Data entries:
* start *
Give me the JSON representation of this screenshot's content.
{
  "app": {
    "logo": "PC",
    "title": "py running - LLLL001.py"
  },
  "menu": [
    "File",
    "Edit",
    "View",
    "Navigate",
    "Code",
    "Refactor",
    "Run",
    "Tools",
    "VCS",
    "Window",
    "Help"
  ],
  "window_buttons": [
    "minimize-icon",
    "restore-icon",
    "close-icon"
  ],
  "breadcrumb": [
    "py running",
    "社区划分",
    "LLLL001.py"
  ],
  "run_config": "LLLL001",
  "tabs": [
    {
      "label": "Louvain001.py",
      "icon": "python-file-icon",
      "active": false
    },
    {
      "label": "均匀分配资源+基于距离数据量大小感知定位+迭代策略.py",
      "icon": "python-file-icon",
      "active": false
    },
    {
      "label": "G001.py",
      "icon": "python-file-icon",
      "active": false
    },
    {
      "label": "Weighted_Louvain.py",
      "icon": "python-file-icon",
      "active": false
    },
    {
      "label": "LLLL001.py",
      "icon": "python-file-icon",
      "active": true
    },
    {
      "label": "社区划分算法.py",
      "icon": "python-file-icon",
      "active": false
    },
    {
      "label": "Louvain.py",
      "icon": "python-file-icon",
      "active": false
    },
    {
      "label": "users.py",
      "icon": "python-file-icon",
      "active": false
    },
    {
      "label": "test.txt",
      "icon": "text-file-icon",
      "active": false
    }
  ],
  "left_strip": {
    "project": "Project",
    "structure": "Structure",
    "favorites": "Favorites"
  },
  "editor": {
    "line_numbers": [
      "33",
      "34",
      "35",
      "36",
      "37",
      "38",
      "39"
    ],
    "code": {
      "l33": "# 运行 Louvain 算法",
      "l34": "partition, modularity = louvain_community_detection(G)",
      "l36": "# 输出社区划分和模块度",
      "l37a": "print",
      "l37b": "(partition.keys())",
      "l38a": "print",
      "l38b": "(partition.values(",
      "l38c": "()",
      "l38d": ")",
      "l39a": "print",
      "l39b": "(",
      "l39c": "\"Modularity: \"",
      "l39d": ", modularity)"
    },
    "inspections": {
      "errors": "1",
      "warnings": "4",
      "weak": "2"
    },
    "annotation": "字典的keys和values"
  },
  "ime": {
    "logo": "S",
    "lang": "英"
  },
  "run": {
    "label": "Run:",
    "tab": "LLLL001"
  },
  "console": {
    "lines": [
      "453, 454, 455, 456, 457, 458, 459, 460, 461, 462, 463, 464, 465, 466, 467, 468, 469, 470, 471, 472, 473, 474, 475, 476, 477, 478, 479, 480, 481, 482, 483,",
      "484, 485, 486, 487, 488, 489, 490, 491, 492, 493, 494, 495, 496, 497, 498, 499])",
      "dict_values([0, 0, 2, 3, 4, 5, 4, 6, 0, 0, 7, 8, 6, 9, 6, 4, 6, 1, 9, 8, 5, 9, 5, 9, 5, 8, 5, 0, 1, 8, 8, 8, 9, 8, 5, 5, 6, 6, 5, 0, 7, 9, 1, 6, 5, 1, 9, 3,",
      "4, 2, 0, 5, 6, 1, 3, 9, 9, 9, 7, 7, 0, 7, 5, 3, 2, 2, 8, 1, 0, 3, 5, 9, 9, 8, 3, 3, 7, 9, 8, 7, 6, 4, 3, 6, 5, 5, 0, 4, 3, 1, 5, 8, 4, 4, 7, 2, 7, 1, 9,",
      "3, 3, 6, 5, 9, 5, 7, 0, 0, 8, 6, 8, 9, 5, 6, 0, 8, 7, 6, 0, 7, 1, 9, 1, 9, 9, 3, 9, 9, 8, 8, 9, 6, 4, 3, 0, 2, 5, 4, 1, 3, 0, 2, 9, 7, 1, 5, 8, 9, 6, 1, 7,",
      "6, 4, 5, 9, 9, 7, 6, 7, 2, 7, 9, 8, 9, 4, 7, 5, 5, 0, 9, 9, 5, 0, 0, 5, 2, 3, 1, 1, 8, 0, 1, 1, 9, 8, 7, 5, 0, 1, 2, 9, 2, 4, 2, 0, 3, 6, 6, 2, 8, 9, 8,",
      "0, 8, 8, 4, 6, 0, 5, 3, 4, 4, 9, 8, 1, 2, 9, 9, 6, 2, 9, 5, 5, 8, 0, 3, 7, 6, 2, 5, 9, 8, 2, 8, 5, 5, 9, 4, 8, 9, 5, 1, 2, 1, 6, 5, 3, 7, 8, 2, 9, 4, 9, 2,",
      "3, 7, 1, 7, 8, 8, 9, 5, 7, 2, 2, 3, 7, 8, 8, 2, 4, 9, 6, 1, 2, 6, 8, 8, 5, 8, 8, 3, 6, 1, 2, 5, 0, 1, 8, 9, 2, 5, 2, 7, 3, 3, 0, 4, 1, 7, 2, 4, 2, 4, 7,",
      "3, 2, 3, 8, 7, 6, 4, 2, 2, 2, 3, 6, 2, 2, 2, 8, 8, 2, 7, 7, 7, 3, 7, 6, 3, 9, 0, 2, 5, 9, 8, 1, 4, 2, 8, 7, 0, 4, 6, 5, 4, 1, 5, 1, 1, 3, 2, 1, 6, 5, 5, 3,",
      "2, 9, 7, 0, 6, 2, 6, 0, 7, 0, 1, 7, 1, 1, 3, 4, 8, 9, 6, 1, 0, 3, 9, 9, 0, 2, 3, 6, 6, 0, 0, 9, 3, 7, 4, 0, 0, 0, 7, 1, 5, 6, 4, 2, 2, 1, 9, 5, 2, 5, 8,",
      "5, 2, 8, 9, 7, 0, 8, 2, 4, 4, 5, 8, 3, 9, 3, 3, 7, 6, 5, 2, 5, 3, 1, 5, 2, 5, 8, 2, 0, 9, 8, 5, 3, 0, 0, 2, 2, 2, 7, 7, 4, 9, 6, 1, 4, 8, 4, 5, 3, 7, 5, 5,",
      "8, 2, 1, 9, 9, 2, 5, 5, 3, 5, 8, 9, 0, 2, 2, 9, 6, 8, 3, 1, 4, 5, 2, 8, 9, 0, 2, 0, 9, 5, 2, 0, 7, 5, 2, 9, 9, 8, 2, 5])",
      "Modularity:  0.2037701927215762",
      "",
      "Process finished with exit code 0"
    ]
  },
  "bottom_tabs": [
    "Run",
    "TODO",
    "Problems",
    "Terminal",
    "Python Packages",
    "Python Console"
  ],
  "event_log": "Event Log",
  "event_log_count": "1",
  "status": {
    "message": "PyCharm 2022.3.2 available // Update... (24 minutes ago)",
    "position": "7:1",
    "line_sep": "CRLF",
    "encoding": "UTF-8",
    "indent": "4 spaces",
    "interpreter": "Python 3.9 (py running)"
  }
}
* end *
→ **Goal**:
Retype the records in full. Keep every line identical to the original.

→ **Completed task**:
Give me the JSON representation of this screenshot's content.
{
  "app": {
    "logo": "PC",
    "title": "py running - LLLL001.py"
  },
  "menu": [
    "File",
    "Edit",
    "View",
    "Navigate",
    "Code",
    "Refactor",
    "Run",
    "Tools",
    "VCS",
    "Window",
    "Help"
  ],
  "window_buttons": [
    "minimize-icon",
    "restore-icon",
    "close-icon"
  ],
  "breadcrumb": [
    "py running",
    "社区划分",
    "LLLL001.py"
  ],
  "run_config": "LLLL001",
  "tabs": [
    {
      "label": "Louvain001.py",
      "icon": "python-file-icon",
      "active": false
    },
    {
      "label": "均匀分配资源+基于距离数据量大小感知定位+迭代策略.py",
      "icon": "python-file-icon",
      "active": false
    },
    {
      "label": "G001.py",
      "icon": "python-file-icon",
      "active": false
    },
    {
      "label": "Weighted_Louvain.py",
      "icon": "python-file-icon",
      "active": false
    },
    {
      "label": "LLLL001.py",
      "icon": "python-file-icon",
      "active": true
    },
    {
      "label": "社区划分算法.py",
      "icon": "python-file-icon",
      "active": false
    },
    {
      "label": "Louvain.py",
      "icon": "python-file-icon",
      "active": false
    },
    {
      "label": "users.py",
      "icon": "python-file-icon",
      "active": false
    },
    {
      "label": "test.txt",
      "icon": "text-file-icon",
      "active": false
    }
  ],
  "left_strip": {
    "project": "Project",
    "structure": "Structure",
    "favorites": "Favorites"
  },
  "editor": {
    "line_numbers": [
      "33",
      "34",
      "35",
      "36",
      "37",
      "38",
      "39"
    ],
    "code": {
      "l33": "# 运行 Louvain 算法",
      "l34": "partition, modularity = louvain_community_detection(G)",
      "l36": "# 输出社区划分和模块度",
      "l37a": "print",
      "l37b": "(partition.keys())",
      "l38a": "print",
      "l38b": "(partition.values(",
      "l38c": "()",
      "l38d": ")",
      "l39a": "print",
      "l39b": "(",
      "l39c": "\"Modularity: \"",
      "l39d": ", modularity)"
    },
    "inspections": {
      "errors": "1",
      "warnings": "4",
      "weak": "2"
    },
    "annotation": "字典的keys和values"
  },
  "ime": {
    "logo": "S",
    "lang": "英"
  },
  "run": {
    "label": "Run:",
    "tab": "LLLL001"
  },
  "console": {
    "lines": [
      "453, 454, 455, 456, 457, 458, 459, 460, 461, 462, 463, 464, 465, 466, 467, 468, 469, 470, 471, 472, 473, 474, 475, 476, 477, 478, 479, 480, 481, 482, 483,",
      "484, 485, 486, 487, 488, 489, 490, 491, 492, 493, 494, 495, 496, 497, 498, 499])",
      "dict_values([0, 0, 2, 3, 4, 5, 4, 6, 0, 0, 7, 8, 6, 9, 6, 4, 6, 1, 9, 8, 5, 9, 5, 9, 5, 8, 5, 0, 1, 8, 8, 8, 9, 8, 5, 5, 6, 6, 5, 0, 7, 9, 1, 6, 5, 1, 9, 3,",
      "4, 2, 0, 5, 6, 1, 3, 9, 9, 9, 7, 7, 0, 7, 5, 3, 2, 2, 8, 1, 0, 3, 5, 9, 9, 8, 3, 3, 7, 9, 8, 7, 6, 4, 3, 6, 5, 5, 0, 4, 3, 1, 5, 8, 4, 4, 7, 2, 7, 1, 9,",
      "3, 3, 6, 5, 9, 5, 7, 0, 0, 8, 6, 8, 9, 5, 6, 0, 8, 7, 6, 0, 7, 1, 9, 1, 9, 9, 3, 9, 9, 8, 8, 9, 6, 4, 3, 0, 2, 5, 4, 1, 3, 0, 2, 9, 7, 1, 5, 8, 9, 6, 1, 7,",
      "6, 4, 5, 9, 9, 7, 6, 7, 2, 7, 9, 8, 9, 4, 7, 5, 5, 0, 9, 9, 5, 0, 0, 5, 2, 3, 1, 1, 8, 0, 1, 1, 9, 8, 7, 5, 0, 1, 2, 9, 2, 4, 2, 0, 3, 6, 6, 2, 8, 9, 8,",
      "0, 8, 8, 4, 6, 0, 5, 3, 4, 4, 9, 8, 1, 2, 9, 9, 6, 2, 9, 5, 5, 8, 0, 3, 7, 6, 2, 5, 9, 8, 2, 8, 5, 5, 9, 4, 8, 9, 5, 1, 2, 1, 6, 5, 3, 7, 8, 2, 9, 4, 9, 2,",
      "3, 7, 1, 7, 8, 8, 9, 5, 7, 2, 2, 3, 7, 8, 8, 2, 4, 9, 6, 1, 2, 6, 8, 8, 5, 8, 8, 3, 6, 1, 2, 5, 0, 1, 8, 9, 2, 5, 2, 7, 3, 3, 0, 4, 1, 7, 2, 4, 2, 4, 7,",
      "3, 2, 3, 8, 7, 6, 4, 2, 2, 2, 3, 6, 2, 2, 2, 8, 8, 2, 7, 7, 7, 3, 7, 6, 3, 9, 0, 2, 5, 9, 8, 1, 4, 2, 8, 7, 0, 4, 6, 5, 4, 1, 5, 1, 1, 3, 2, 1, 6, 5, 5, 3,",
      "2, 9, 7, 0, 6, 2, 6, 0, 7, 0, 1, 7, 1, 1, 3, 4, 8, 9, 6, 1, 0, 3, 9, 9, 0, 2, 3, 6, 6, 0, 0, 9, 3, 7, 4, 0, 0, 0, 7, 1, 5, 6, 4, 2, 2, 1, 9, 5, 2, 5, 8,",
      "5, 2, 8, 9, 7, 0, 8, 2, 4, 4, 5, 8, 3, 9, 3, 3, 7, 6, 5, 2, 5, 3, 1, 5, 2, 5, 8, 2, 0, 9, 8, 5, 3, 0, 0, 2, 2, 2, 7, 7, 4, 9, 6, 1, 4, 8, 4, 5, 3, 7, 5, 5,",
      "8, 2, 1, 9, 9, 2, 5, 5, 3, 5, 8, 9, 0, 2, 2, 9, 6, 8, 3, 1, 4, 5, 2, 8, 9, 0, 2, 0, 9, 5, 2, 0, 7, 5, 2, 9, 9, 8, 2, 5])",
      "Modularity:  0.2037701927215762",
      "",
      "Process finished with exit code 0"
    ]
  },
  "bottom_tabs": [
    "Run",
    "TODO",
    "Problems",
    "Terminal",
    "Python Packages",
    "Python Console"
  ],
  "event_log": "Event Log",
  "event_log_count": "1",
  "status": {
    "message": "PyCharm 2022.3.2 available // Update... (24 minutes ago)",
    "position": "7:1",
    "line_sep": "CRLF",
    "encoding": "UTF-8",
    "indent": "4 spaces",
    "interpreter": "Python 3.9 (py running)"
  }
}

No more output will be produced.